Direction: Return all lines with the word "уравнения" in them.

Information given:
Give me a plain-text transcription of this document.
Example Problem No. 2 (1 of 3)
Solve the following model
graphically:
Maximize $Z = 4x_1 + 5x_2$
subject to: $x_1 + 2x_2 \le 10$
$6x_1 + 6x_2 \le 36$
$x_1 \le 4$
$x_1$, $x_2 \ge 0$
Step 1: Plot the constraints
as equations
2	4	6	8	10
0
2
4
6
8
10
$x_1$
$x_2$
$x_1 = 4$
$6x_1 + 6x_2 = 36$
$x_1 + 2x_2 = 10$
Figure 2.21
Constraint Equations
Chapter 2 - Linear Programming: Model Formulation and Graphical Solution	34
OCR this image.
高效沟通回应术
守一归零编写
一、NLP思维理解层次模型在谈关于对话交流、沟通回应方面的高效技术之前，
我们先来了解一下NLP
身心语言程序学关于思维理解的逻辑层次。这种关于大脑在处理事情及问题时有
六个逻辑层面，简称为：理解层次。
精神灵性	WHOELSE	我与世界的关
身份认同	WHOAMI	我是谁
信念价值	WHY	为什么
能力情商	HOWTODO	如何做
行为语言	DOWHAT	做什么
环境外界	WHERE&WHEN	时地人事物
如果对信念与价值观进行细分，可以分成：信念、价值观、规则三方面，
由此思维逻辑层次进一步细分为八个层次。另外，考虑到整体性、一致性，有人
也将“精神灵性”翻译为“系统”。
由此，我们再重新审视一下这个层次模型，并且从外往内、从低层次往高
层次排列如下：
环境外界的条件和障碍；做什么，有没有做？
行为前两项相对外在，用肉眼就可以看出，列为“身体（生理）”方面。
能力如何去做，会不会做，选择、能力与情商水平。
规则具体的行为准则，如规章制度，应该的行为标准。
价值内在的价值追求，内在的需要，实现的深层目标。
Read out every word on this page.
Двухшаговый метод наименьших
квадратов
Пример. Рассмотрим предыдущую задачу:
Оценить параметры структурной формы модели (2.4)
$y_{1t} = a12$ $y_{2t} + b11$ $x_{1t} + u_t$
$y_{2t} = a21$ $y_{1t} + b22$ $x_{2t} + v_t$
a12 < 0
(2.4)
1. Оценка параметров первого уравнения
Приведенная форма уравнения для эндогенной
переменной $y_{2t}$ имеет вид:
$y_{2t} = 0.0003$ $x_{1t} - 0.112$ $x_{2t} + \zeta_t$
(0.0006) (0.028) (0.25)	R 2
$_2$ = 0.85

The answer:
1. Оценка параметров первого уравнения
Приведенная форма уравнения для эндогенной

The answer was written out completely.